Task goal -
Look through the records below and give the number of lines holding the string "title", nothing more.

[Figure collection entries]
# # #

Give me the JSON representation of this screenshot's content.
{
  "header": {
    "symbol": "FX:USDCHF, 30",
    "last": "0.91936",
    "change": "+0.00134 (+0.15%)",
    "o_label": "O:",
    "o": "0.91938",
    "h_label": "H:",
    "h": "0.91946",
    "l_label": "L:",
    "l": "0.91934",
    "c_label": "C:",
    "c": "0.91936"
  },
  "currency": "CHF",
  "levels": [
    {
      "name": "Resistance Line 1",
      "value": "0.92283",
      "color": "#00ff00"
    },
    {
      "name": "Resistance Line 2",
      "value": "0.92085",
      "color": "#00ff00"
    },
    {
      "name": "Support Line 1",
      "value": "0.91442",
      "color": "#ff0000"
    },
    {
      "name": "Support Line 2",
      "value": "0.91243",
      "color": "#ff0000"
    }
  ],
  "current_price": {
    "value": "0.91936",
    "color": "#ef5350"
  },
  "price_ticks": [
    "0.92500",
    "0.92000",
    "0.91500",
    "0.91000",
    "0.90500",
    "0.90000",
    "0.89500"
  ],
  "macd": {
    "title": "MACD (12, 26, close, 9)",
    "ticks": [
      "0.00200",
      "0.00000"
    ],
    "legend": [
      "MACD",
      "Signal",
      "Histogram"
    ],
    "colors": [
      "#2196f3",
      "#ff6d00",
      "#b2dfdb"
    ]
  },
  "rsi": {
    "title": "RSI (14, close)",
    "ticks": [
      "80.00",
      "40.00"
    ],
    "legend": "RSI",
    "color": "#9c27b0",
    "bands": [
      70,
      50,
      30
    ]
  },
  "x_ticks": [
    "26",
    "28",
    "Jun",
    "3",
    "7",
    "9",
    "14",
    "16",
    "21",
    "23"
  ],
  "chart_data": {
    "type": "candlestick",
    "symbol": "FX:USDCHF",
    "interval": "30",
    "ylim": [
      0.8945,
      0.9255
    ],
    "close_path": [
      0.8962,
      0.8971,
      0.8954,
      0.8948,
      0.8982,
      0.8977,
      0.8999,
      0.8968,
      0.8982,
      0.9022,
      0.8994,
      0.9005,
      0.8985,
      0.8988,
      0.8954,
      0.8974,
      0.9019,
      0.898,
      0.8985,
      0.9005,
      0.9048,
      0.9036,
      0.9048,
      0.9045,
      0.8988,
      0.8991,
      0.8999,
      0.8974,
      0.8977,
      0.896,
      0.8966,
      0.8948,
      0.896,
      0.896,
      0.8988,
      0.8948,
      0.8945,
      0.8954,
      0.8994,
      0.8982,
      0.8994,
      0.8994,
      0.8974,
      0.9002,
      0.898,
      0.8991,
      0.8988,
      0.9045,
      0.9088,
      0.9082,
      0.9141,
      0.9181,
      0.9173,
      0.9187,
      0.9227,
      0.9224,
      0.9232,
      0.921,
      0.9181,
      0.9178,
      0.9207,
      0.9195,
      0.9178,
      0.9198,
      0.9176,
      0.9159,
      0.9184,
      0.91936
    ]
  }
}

# # #

Exercise answer -
2